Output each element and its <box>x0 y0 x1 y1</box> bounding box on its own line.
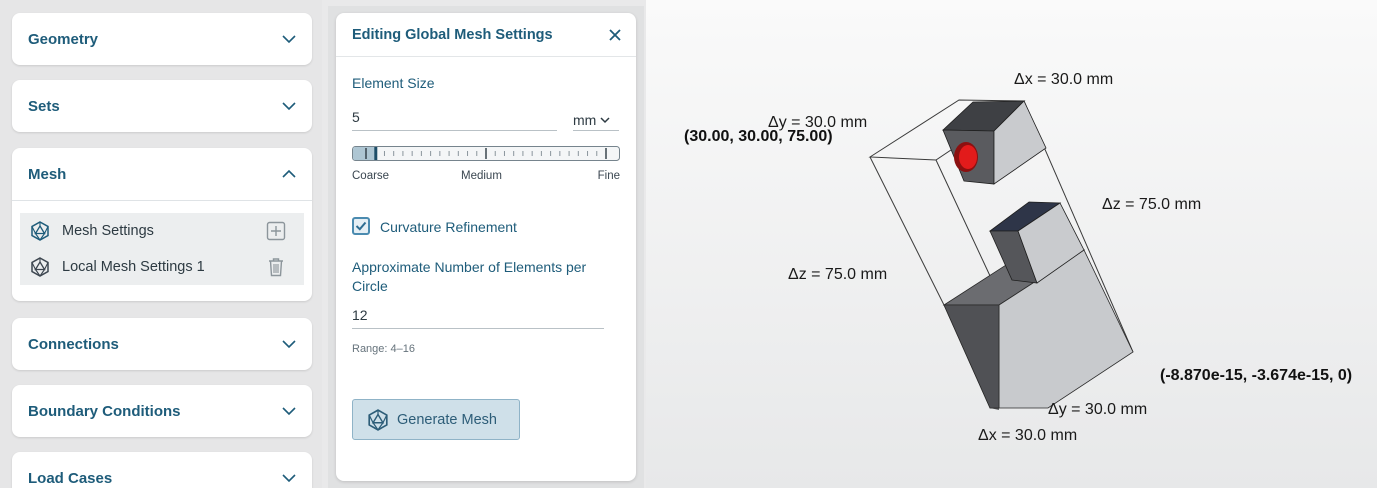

*-*-*

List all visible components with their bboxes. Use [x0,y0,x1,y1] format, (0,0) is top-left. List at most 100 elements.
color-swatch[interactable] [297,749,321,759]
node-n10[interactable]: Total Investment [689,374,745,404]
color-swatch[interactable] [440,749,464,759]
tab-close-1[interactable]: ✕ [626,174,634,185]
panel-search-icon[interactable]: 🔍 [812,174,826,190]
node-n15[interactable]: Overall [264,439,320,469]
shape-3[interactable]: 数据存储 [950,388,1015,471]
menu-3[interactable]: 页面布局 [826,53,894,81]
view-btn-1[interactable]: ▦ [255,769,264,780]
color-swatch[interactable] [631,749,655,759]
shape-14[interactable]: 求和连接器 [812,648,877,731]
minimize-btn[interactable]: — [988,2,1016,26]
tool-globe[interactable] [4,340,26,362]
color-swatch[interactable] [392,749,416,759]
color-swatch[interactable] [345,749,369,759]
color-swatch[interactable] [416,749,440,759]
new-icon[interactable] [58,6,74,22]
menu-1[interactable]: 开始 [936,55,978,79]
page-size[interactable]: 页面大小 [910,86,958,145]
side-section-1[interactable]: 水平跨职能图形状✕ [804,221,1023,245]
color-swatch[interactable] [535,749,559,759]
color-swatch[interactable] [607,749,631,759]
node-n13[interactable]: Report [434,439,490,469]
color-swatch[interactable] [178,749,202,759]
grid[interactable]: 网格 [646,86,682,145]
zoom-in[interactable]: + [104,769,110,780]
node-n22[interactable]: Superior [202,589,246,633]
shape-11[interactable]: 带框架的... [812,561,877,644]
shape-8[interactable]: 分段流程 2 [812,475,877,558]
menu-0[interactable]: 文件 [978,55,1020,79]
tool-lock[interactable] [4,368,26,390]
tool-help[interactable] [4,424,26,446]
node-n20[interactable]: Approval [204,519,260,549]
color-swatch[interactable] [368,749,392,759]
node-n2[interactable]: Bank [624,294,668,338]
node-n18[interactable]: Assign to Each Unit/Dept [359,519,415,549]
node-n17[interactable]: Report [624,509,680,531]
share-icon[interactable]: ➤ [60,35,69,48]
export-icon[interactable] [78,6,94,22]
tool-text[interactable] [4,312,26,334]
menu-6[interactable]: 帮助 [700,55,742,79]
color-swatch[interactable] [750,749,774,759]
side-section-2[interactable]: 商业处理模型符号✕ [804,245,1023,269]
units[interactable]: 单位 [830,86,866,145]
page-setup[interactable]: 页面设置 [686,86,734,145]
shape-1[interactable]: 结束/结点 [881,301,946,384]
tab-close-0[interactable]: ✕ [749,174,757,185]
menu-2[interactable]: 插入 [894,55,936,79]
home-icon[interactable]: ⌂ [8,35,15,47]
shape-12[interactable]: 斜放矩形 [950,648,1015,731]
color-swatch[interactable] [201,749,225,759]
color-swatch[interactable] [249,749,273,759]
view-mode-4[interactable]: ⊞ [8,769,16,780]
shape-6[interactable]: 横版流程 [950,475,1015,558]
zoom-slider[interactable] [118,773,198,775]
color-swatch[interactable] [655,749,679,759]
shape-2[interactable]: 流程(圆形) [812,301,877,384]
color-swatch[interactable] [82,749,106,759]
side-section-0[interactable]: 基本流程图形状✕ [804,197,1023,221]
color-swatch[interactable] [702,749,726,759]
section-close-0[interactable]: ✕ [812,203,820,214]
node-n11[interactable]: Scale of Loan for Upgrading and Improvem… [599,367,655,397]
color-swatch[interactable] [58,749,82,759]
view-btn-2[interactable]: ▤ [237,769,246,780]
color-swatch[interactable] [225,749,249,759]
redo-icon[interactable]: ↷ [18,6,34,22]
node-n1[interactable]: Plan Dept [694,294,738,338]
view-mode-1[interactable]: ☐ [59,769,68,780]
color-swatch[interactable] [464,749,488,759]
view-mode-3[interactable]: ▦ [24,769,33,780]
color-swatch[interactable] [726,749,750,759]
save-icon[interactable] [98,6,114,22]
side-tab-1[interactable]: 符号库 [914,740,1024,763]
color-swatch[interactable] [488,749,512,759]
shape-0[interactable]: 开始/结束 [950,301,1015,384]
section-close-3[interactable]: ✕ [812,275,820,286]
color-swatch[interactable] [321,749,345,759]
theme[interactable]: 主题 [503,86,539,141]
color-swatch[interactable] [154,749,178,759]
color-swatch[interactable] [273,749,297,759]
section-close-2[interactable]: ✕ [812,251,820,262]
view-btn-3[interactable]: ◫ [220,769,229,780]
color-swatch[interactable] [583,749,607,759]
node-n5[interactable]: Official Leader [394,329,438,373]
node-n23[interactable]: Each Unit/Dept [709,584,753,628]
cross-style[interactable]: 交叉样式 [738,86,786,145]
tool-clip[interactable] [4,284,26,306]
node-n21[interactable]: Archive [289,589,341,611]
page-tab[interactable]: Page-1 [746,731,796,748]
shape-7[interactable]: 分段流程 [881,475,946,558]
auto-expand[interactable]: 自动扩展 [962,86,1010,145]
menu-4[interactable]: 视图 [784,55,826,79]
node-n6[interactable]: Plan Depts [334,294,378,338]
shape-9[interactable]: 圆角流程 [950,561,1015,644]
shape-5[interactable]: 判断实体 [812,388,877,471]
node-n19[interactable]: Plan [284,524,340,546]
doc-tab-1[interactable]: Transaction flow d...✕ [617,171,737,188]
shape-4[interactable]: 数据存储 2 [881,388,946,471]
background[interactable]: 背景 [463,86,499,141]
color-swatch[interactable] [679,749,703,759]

*-*-*

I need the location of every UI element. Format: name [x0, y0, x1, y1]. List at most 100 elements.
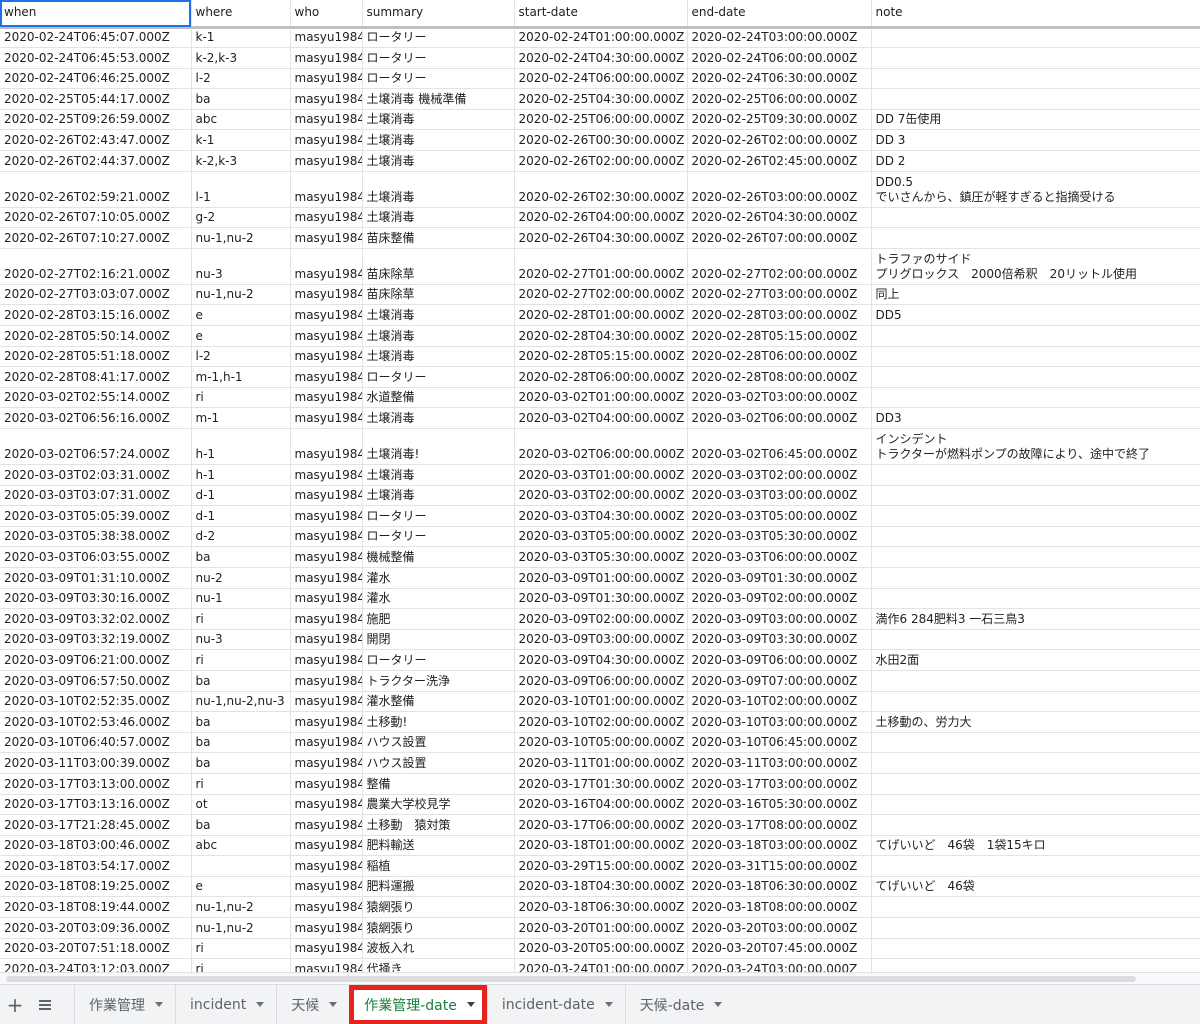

*-*-*

§ Task statement: Return the lines from the line with "List all visible" up to and including the line with "shape-1[interactable]: 结束/结点 [881,301,946,384]", unchanged.

§ Reply to the exercise:
List all visible components with their bboxes. Use [x0,y0,x1,y1] format, (0,0) is top-left. List at most 100 elements.
color-swatch[interactable] [297,749,321,759]
node-n10[interactable]: Total Investment [689,374,745,404]
color-swatch[interactable] [440,749,464,759]
tab-close-1[interactable]: ✕ [626,174,634,185]
panel-search-icon[interactable]: 🔍 [812,174,826,190]
node-n15[interactable]: Overall [264,439,320,469]
shape-3[interactable]: 数据存储 [950,388,1015,471]
menu-3[interactable]: 页面布局 [826,53,894,81]
view-btn-1[interactable]: ▦ [255,769,264,780]
color-swatch[interactable] [631,749,655,759]
shape-14[interactable]: 求和连接器 [812,648,877,731]
minimize-btn[interactable]: — [988,2,1016,26]
tool-globe[interactable] [4,340,26,362]
color-swatch[interactable] [392,749,416,759]
color-swatch[interactable] [345,749,369,759]
color-swatch[interactable] [416,749,440,759]
new-icon[interactable] [58,6,74,22]
menu-1[interactable]: 开始 [936,55,978,79]
page-size[interactable]: 页面大小 [910,86,958,145]
side-section-1[interactable]: 水平跨职能图形状✕ [804,221,1023,245]
color-swatch[interactable] [535,749,559,759]
color-swatch[interactable] [607,749,631,759]
node-n13[interactable]: Report [434,439,490,469]
color-swatch[interactable] [178,749,202,759]
grid[interactable]: 网格 [646,86,682,145]
zoom-in[interactable]: + [104,769,110,780]
node-n22[interactable]: Superior [202,589,246,633]
shape-11[interactable]: 带框架的... [812,561,877,644]
shape-8[interactable]: 分段流程 2 [812,475,877,558]
menu-0[interactable]: 文件 [978,55,1020,79]
tool-lock[interactable] [4,368,26,390]
tool-help[interactable] [4,424,26,446]
node-n20[interactable]: Approval [204,519,260,549]
color-swatch[interactable] [368,749,392,759]
node-n2[interactable]: Bank [624,294,668,338]
node-n18[interactable]: Assign to Each Unit/Dept [359,519,415,549]
node-n17[interactable]: Report [624,509,680,531]
share-icon[interactable]: ➤ [60,35,69,48]
export-icon[interactable] [78,6,94,22]
tool-text[interactable] [4,312,26,334]
menu-6[interactable]: 帮助 [700,55,742,79]
color-swatch[interactable] [750,749,774,759]
side-section-2[interactable]: 商业处理模型符号✕ [804,245,1023,269]
units[interactable]: 单位 [830,86,866,145]
page-setup[interactable]: 页面设置 [686,86,734,145]
shape-1[interactable]: 结束/结点 [881,301,946,384]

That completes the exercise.